* [WHAT IS NEEDED]: Return each line of the records holding the string "screenshot".

>> Begin

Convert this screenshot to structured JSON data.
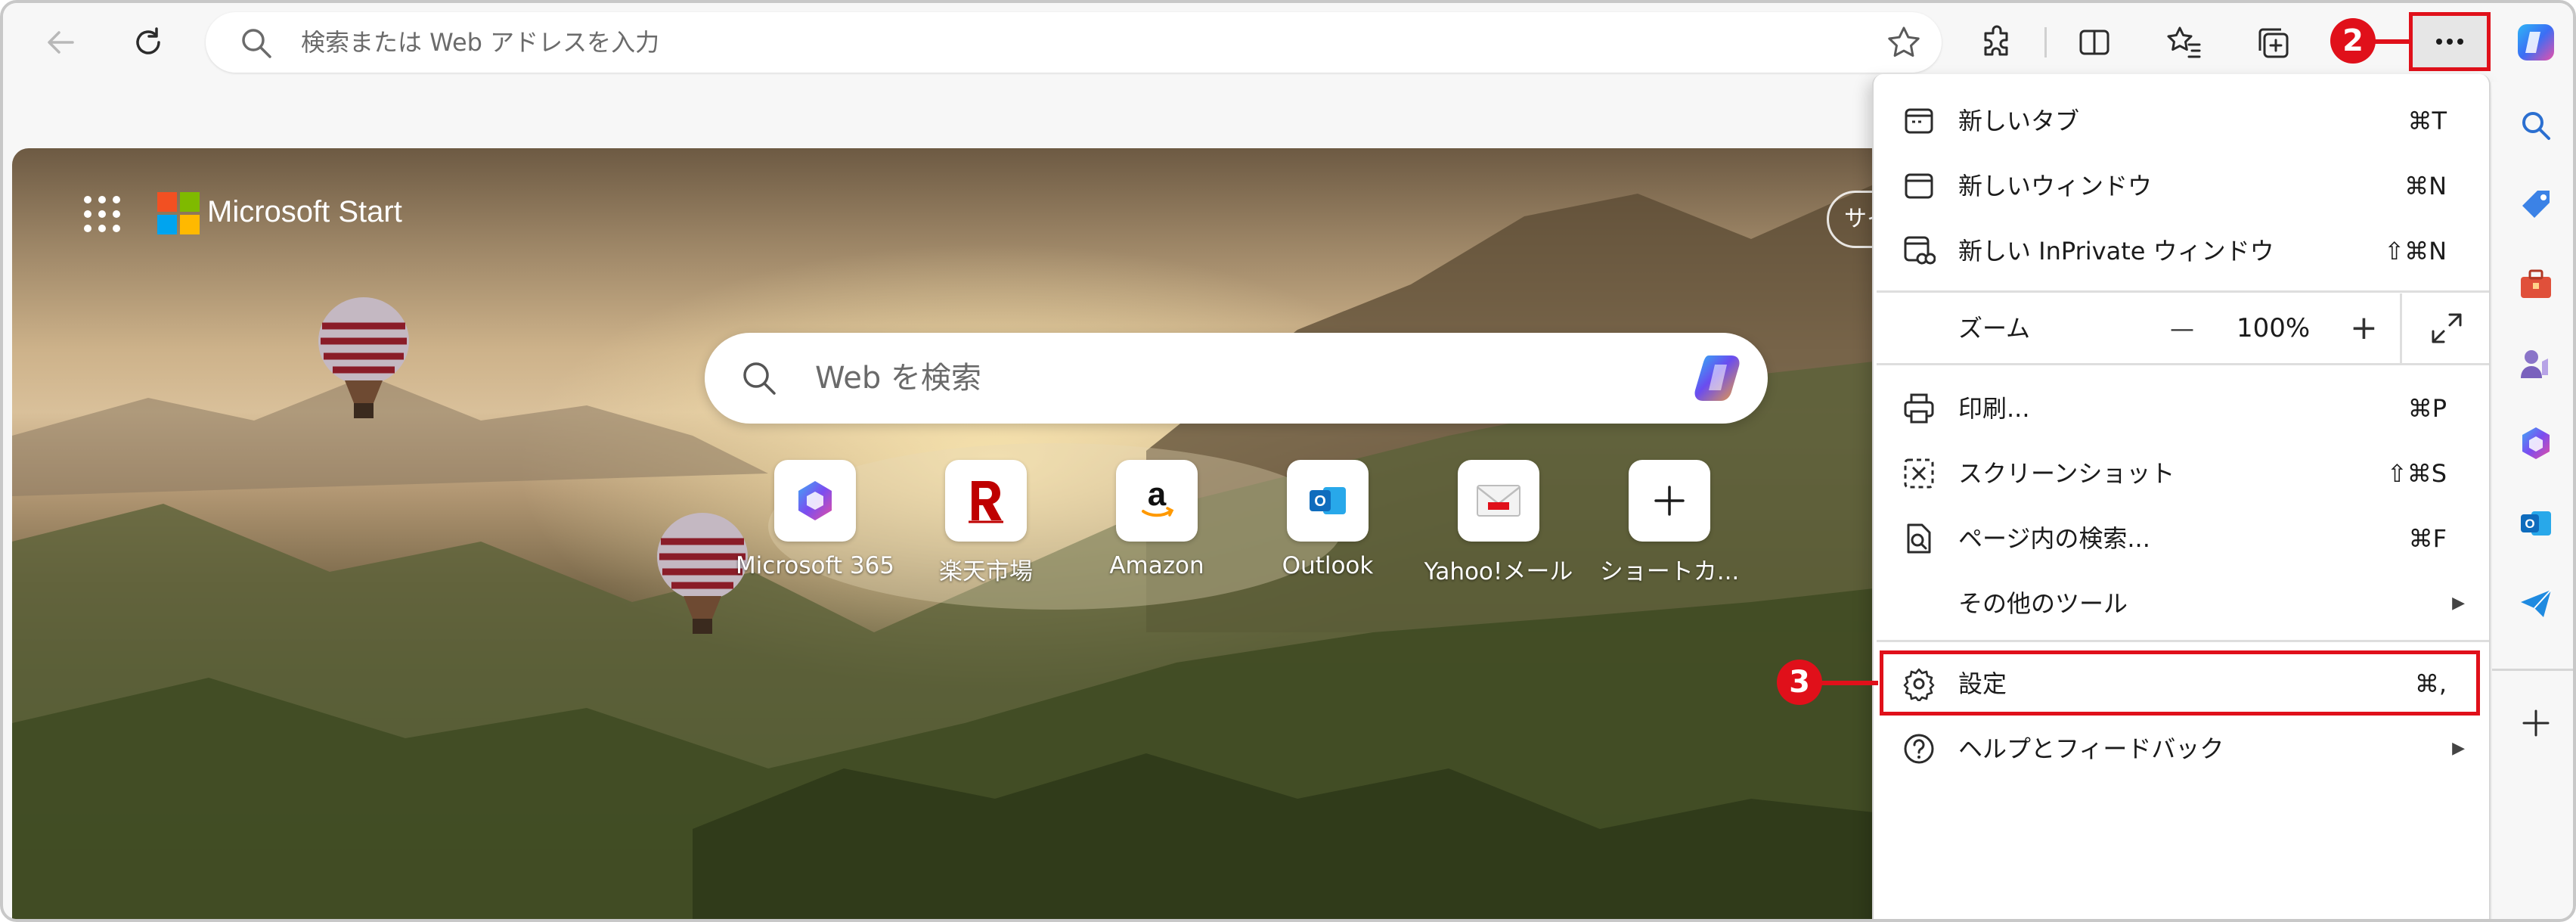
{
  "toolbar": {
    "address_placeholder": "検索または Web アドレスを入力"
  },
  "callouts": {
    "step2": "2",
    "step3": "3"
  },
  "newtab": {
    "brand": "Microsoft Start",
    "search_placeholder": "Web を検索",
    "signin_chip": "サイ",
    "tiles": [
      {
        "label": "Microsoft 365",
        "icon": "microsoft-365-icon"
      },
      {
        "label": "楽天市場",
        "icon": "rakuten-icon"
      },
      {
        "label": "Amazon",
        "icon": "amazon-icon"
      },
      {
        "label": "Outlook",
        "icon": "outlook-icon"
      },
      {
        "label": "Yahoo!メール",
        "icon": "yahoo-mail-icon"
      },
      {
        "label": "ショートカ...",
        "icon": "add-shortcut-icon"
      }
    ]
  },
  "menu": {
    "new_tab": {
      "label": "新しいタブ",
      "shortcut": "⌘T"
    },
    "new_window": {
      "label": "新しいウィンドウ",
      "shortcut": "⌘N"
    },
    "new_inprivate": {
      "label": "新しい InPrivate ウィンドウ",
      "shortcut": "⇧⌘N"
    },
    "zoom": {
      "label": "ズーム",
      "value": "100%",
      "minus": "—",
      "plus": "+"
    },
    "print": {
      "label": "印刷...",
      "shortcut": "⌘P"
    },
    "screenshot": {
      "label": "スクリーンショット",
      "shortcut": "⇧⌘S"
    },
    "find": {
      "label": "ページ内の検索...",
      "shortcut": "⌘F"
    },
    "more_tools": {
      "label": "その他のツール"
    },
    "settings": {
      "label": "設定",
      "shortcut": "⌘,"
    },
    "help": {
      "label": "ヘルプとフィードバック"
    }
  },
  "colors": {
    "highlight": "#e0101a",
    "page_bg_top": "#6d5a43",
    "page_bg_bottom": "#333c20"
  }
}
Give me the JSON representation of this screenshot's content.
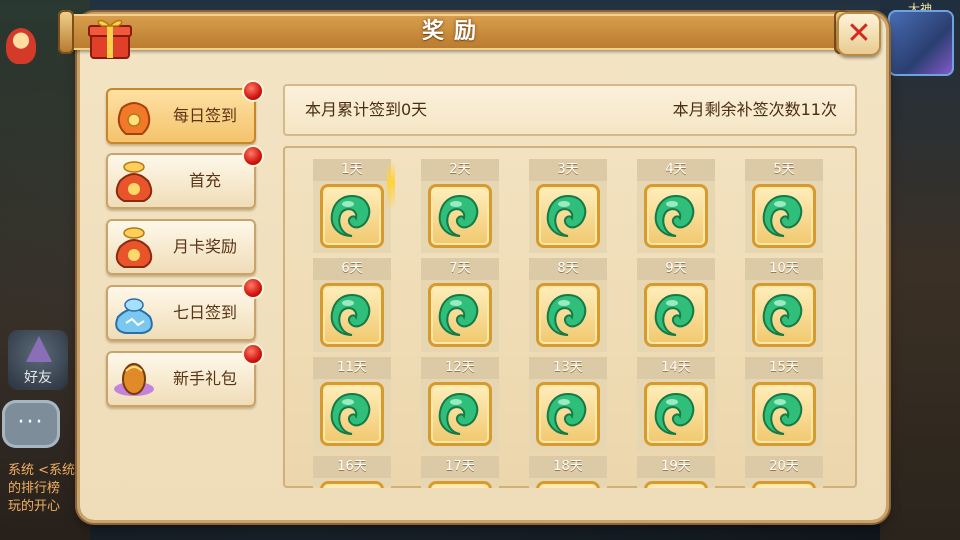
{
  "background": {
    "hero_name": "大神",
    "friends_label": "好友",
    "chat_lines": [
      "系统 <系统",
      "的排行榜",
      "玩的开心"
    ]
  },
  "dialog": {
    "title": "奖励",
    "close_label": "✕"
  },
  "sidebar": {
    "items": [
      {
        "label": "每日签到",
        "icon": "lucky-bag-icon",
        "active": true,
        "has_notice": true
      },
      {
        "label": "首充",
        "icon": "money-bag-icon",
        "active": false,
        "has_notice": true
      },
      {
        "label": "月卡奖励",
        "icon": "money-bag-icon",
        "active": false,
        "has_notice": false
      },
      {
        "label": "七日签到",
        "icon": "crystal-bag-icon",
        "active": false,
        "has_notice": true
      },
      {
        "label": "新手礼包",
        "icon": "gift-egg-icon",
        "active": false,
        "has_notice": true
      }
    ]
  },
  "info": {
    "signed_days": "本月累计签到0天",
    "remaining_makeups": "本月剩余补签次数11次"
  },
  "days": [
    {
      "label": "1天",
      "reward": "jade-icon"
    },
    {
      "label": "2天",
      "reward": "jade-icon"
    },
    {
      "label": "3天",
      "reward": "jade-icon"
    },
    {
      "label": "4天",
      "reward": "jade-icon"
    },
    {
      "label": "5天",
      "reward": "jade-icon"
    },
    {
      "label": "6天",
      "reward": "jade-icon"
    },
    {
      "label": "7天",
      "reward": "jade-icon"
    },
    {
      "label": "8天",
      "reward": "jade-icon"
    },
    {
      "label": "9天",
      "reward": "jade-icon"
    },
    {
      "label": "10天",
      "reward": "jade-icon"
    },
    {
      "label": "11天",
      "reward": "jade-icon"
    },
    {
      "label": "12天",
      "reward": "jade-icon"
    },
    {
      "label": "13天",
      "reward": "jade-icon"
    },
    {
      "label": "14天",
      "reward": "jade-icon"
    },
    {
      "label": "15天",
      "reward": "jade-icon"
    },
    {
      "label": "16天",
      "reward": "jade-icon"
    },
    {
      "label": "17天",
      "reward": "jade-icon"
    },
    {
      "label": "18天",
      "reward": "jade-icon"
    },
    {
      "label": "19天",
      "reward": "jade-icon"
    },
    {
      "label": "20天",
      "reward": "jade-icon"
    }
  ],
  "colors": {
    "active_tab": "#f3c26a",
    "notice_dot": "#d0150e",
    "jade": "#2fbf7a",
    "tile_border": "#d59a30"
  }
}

>> End

* [CORRECT OUTPUT]:
Convert this screenshot to structured JSON data.
    "screenshot": {
Give me the JSON representation of this screenshot's content.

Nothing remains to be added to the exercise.